_DESCRIPTION OF THE TASK:_
Reproduce all lines of the listing below in which the word "subtitle" occurs.

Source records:
-=-=-

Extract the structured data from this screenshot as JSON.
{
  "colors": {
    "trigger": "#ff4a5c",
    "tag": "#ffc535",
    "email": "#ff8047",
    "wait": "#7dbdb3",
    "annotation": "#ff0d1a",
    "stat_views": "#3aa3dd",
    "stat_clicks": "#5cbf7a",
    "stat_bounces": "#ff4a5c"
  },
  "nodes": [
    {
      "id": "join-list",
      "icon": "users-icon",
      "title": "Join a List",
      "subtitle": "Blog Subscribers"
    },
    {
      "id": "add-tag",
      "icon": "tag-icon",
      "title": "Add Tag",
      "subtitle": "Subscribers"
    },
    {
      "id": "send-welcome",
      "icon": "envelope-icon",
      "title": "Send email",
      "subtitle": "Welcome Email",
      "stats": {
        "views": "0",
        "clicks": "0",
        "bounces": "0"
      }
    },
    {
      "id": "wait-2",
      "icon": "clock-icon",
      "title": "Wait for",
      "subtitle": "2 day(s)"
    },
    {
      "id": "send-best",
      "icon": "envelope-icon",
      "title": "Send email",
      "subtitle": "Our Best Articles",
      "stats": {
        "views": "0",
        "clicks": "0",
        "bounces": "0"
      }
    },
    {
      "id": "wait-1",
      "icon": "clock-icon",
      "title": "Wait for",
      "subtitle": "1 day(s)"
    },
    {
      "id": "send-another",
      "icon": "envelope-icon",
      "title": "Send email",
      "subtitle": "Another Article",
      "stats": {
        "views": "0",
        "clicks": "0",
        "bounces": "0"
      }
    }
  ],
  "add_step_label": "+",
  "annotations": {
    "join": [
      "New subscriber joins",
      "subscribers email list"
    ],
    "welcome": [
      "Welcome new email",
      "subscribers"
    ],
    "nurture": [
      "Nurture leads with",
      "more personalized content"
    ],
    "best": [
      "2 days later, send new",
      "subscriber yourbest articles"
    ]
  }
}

-=-=-

_TASK SOLUTION:_
      "subtitle": "Blog Subscribers"
      "subtitle": "Subscribers"
      "subtitle": "Welcome Email",
      "subtitle": "2 day(s)"
      "subtitle": "Our Best Articles",
      "subtitle": "1 day(s)"
      "subtitle": "Another Article",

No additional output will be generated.